Required work
Render the following material again verbatim, leaving nothing out.

Working data
★ ★ ★ ★ ★ ★ ★

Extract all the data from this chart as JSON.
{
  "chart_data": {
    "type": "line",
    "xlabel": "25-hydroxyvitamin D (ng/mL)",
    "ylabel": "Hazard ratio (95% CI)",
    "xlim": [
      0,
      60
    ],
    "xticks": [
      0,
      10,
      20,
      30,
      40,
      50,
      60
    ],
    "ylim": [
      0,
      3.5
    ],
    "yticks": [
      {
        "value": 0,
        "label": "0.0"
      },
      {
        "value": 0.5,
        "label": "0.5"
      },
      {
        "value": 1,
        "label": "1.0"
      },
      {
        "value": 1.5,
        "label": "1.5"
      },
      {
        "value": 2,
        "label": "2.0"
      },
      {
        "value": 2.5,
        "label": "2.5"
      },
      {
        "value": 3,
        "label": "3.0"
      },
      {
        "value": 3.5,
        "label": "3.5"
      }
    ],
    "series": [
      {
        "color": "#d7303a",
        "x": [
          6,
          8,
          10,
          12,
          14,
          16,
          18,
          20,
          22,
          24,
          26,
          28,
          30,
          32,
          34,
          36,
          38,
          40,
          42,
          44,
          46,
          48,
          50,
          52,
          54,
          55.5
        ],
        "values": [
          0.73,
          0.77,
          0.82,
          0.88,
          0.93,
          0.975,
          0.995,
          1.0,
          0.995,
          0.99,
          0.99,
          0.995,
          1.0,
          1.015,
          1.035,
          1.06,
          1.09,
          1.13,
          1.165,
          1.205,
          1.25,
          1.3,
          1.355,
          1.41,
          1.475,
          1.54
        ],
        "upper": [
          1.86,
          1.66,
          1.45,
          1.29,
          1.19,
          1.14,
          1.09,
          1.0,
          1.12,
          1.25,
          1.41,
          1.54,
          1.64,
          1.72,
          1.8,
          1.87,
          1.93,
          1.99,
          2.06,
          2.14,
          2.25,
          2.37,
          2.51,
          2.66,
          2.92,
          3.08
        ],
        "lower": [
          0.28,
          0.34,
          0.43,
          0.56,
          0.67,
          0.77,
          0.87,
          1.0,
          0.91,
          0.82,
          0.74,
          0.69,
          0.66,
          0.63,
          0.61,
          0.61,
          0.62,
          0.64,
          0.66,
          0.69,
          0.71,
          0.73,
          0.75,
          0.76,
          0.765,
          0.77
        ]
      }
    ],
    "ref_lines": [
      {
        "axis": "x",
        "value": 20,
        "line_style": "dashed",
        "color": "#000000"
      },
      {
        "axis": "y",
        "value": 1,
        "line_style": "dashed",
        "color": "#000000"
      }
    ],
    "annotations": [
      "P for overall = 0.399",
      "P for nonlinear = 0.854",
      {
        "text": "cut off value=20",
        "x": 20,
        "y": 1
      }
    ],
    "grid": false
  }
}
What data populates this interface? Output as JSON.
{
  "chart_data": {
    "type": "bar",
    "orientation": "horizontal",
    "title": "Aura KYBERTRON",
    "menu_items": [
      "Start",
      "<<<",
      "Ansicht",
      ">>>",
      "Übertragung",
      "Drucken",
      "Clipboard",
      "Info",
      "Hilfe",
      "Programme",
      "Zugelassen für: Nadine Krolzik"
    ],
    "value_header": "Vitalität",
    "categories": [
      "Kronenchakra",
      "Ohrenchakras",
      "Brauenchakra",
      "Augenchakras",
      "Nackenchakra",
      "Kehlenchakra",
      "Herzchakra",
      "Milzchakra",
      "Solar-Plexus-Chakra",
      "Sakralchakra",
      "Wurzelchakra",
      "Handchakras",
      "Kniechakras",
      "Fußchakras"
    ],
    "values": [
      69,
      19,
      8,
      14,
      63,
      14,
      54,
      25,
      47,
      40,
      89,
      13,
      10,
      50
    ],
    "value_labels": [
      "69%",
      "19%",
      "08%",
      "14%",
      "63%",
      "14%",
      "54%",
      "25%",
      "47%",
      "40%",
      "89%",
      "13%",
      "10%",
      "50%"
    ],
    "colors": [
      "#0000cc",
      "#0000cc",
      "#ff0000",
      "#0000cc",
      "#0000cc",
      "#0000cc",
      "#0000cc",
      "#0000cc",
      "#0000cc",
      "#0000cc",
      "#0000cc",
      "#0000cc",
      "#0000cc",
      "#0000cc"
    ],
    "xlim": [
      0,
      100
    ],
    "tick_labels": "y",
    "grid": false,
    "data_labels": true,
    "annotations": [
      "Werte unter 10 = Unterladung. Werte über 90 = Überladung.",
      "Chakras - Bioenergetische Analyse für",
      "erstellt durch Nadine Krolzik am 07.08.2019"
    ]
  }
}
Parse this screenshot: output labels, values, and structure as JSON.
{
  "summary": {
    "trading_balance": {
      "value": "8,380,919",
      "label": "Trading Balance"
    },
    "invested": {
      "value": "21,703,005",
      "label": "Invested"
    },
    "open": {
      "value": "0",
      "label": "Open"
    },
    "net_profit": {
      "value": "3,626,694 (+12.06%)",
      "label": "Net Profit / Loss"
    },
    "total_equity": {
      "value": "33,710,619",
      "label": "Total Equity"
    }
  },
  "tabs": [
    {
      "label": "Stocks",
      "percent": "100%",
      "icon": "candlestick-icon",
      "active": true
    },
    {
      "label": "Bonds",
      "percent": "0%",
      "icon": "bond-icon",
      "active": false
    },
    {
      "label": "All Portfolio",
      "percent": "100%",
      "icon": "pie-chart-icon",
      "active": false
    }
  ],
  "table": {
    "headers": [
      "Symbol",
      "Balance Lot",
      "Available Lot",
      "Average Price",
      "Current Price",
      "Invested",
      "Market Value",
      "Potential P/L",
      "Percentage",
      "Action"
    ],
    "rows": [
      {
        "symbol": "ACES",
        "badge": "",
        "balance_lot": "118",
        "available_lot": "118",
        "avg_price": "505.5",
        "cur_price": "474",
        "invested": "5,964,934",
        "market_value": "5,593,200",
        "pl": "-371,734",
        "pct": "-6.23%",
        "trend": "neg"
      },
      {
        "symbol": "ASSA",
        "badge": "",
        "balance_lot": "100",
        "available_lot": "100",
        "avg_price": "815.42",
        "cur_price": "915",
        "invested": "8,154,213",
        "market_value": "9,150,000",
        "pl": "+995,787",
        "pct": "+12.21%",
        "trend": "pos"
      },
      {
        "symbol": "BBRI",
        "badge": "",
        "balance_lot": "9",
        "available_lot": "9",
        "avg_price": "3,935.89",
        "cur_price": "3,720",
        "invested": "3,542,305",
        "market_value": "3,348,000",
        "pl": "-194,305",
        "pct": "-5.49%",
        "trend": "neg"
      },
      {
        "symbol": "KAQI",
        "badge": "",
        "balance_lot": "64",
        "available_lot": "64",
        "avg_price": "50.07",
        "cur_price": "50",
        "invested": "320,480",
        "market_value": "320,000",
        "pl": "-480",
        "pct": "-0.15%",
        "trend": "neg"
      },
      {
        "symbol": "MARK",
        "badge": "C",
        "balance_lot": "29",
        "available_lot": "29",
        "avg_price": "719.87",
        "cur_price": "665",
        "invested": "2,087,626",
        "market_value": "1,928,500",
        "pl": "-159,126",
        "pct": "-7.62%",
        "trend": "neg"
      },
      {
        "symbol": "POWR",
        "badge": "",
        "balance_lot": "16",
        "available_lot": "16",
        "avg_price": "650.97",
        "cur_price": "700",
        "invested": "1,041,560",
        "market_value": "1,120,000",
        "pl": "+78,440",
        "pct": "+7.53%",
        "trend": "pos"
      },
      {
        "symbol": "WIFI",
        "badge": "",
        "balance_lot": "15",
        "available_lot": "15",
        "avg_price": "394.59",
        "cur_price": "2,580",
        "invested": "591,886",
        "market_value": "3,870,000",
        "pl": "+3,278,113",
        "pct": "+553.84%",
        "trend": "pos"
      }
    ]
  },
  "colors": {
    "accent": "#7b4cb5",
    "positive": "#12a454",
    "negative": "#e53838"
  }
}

★ ★ ★ ★ ★ ★ ★

Answer to the task
Extract all the data from this chart as JSON.
{
  "chart_data": {
    "type": "line",
    "xlabel": "25-hydroxyvitamin D (ng/mL)",
    "ylabel": "Hazard ratio (95% CI)",
    "xlim": [
      0,
      60
    ],
    "xticks": [
      0,
      10,
      20,
      30,
      40,
      50,
      60
    ],
    "ylim": [
      0,
      3.5
    ],
    "yticks": [
      {
        "value": 0,
        "label": "0.0"
      },
      {
        "value": 0.5,
        "label": "0.5"
      },
      {
        "value": 1,
        "label": "1.0"
      },
      {
        "value": 1.5,
        "label": "1.5"
      },
      {
        "value": 2,
        "label": "2.0"
      },
      {
        "value": 2.5,
        "label": "2.5"
      },
      {
        "value": 3,
        "label": "3.0"
      },
      {
        "value": 3.5,
        "label": "3.5"
      }
    ],
    "series": [
      {
        "color": "#d7303a",
        "x": [
          6,
          8,
          10,
          12,
          14,
          16,
          18,
          20,
          22,
          24,
          26,
          28,
          30,
          32,
          34,
          36,
          38,
          40,
          42,
          44,
          46,
          48,
          50,
          52,
          54,
          55.5
        ],
        "values": [
          0.73,
          0.77,
          0.82,
          0.88,
          0.93,
          0.975,
          0.995,
          1.0,
          0.995,
          0.99,
          0.99,
          0.995,
          1.0,
          1.015,
          1.035,
          1.06,
          1.09,
          1.13,
          1.165,
          1.205,
          1.25,
          1.3,
          1.355,
          1.41,
          1.475,
          1.54
        ],
        "upper": [
          1.86,
          1.66,
          1.45,
          1.29,
          1.19,
          1.14,
          1.09,
          1.0,
          1.12,
          1.25,
          1.41,
          1.54,
          1.64,
          1.72,
          1.8,
          1.87,
          1.93,
          1.99,
          2.06,
          2.14,
          2.25,
          2.37,
          2.51,
          2.66,
          2.92,
          3.08
        ],
        "lower": [
          0.28,
          0.34,
          0.43,
          0.56,
          0.67,
          0.77,
          0.87,
          1.0,
          0.91,
          0.82,
          0.74,
          0.69,
          0.66,
          0.63,
          0.61,
          0.61,
          0.62,
          0.64,
          0.66,
          0.69,
          0.71,
          0.73,
          0.75,
          0.76,
          0.765,
          0.77
        ]
      }
    ],
    "ref_lines": [
      {
        "axis": "x",
        "value": 20,
        "line_style": "dashed",
        "color": "#000000"
      },
      {
        "axis": "y",
        "value": 1,
        "line_style": "dashed",
        "color": "#000000"
      }
    ],
    "annotations": [
      "P for overall = 0.399",
      "P for nonlinear = 0.854",
      {
        "text": "cut off value=20",
        "x": 20,
        "y": 1
      }
    ],
    "grid": false
  }
}
What data populates this interface? Output as JSON.
{
  "chart_data": {
    "type": "bar",
    "orientation": "horizontal",
    "title": "Aura KYBERTRON",
    "menu_items": [
      "Start",
      "<<<",
      "Ansicht",
      ">>>",
      "Übertragung",
      "Drucken",
      "Clipboard",
      "Info",
      "Hilfe",
      "Programme",
      "Zugelassen für: Nadine Krolzik"
    ],
    "value_header": "Vitalität",
    "categories": [
      "Kronenchakra",
      "Ohrenchakras",
      "Brauenchakra",
      "Augenchakras",
      "Nackenchakra",
      "Kehlenchakra",
      "Herzchakra",
      "Milzchakra",
      "Solar-Plexus-Chakra",
      "Sakralchakra",
      "Wurzelchakra",
      "Handchakras",
      "Kniechakras",
      "Fußchakras"
    ],
    "values": [
      69,
      19,
      8,
      14,
      63,
      14,
      54,
      25,
      47,
      40,
      89,
      13,
      10,
      50
    ],
    "value_labels": [
      "69%",
      "19%",
      "08%",
      "14%",
      "63%",
      "14%",
      "54%",
      "25%",
      "47%",
      "40%",
      "89%",
      "13%",
      "10%",
      "50%"
    ],
    "colors": [
      "#0000cc",
      "#0000cc",
      "#ff0000",
      "#0000cc",
      "#0000cc",
      "#0000cc",
      "#0000cc",
      "#0000cc",
      "#0000cc",
      "#0000cc",
      "#0000cc",
      "#0000cc",
      "#0000cc",
      "#0000cc"
    ],
    "xlim": [
      0,
      100
    ],
    "tick_labels": "y",
    "grid": false,
    "data_labels": true,
    "annotations": [
      "Werte unter 10 = Unterladung. Werte über 90 = Überladung.",
      "Chakras - Bioenergetische Analyse für",
      "erstellt durch Nadine Krolzik am 07.08.2019"
    ]
  }
}
Parse this screenshot: output labels, values, and structure as JSON.
{
  "summary": {
    "trading_balance": {
      "value": "8,380,919",
      "label": "Trading Balance"
    },
    "invested": {
      "value": "21,703,005",
      "label": "Invested"
    },
    "open": {
      "value": "0",
      "label": "Open"
    },
    "net_profit": {
      "value": "3,626,694 (+12.06%)",
      "label": "Net Profit / Loss"
    },
    "total_equity": {
      "value": "33,710,619",
      "label": "Total Equity"
    }
  },
  "tabs": [
    {
      "label": "Stocks",
      "percent": "100%",
      "icon": "candlestick-icon",
      "active": true
    },
    {
      "label": "Bonds",
      "percent": "0%",
      "icon": "bond-icon",
      "active": false
    },
    {
      "label": "All Portfolio",
      "percent": "100%",
      "icon": "pie-chart-icon",
      "active": false
    }
  ],
  "table": {
    "headers": [
      "Symbol",
      "Balance Lot",
      "Available Lot",
      "Average Price",
      "Current Price",
      "Invested",
      "Market Value",
      "Potential P/L",
      "Percentage",
      "Action"
    ],
    "rows": [
      {
        "symbol": "ACES",
        "badge": "",
        "balance_lot": "118",
        "available_lot": "118",
        "avg_price": "505.5",
        "cur_price": "474",
        "invested": "5,964,934",
        "market_value": "5,593,200",
        "pl": "-371,734",
        "pct": "-6.23%",
        "trend": "neg"
      },
      {
        "symbol": "ASSA",
        "badge": "",
        "balance_lot": "100",
        "available_lot": "100",
        "avg_price": "815.42",
        "cur_price": "915",
        "invested": "8,154,213",
        "market_value": "9,150,000",
        "pl": "+995,787",
        "pct": "+12.21%",
        "trend": "pos"
      },
      {
        "symbol": "BBRI",
        "badge": "",
        "balance_lot": "9",
        "available_lot": "9",
        "avg_price": "3,935.89",
        "cur_price": "3,720",
        "invested": "3,542,305",
        "market_value": "3,348,000",
        "pl": "-194,305",
        "pct": "-5.49%",
        "trend": "neg"
      },
      {
        "symbol": "KAQI",
        "badge": "",
        "balance_lot": "64",
        "available_lot": "64",
        "avg_price": "50.07",
        "cur_price": "50",
        "invested": "320,480",
        "market_value": "320,000",
        "pl": "-480",
        "pct": "-0.15%",
        "trend": "neg"
      },
      {
        "symbol": "MARK",
        "badge": "C",
        "balance_lot": "29",
        "available_lot": "29",
        "avg_price": "719.87",
        "cur_price": "665",
        "invested": "2,087,626",
        "market_value": "1,928,500",
        "pl": "-159,126",
        "pct": "-7.62%",
        "trend": "neg"
      },
      {
        "symbol": "POWR",
        "badge": "",
        "balance_lot": "16",
        "available_lot": "16",
        "avg_price": "650.97",
        "cur_price": "700",
        "invested": "1,041,560",
        "market_value": "1,120,000",
        "pl": "+78,440",
        "pct": "+7.53%",
        "trend": "pos"
      },
      {
        "symbol": "WIFI",
        "badge": "",
        "balance_lot": "15",
        "available_lot": "15",
        "avg_price": "394.59",
        "cur_price": "2,580",
        "invested": "591,886",
        "market_value": "3,870,000",
        "pl": "+3,278,113",
        "pct": "+553.84%",
        "trend": "pos"
      }
    ]
  },
  "colors": {
    "accent": "#7b4cb5",
    "positive": "#12a454",
    "negative": "#e53838"
  }
}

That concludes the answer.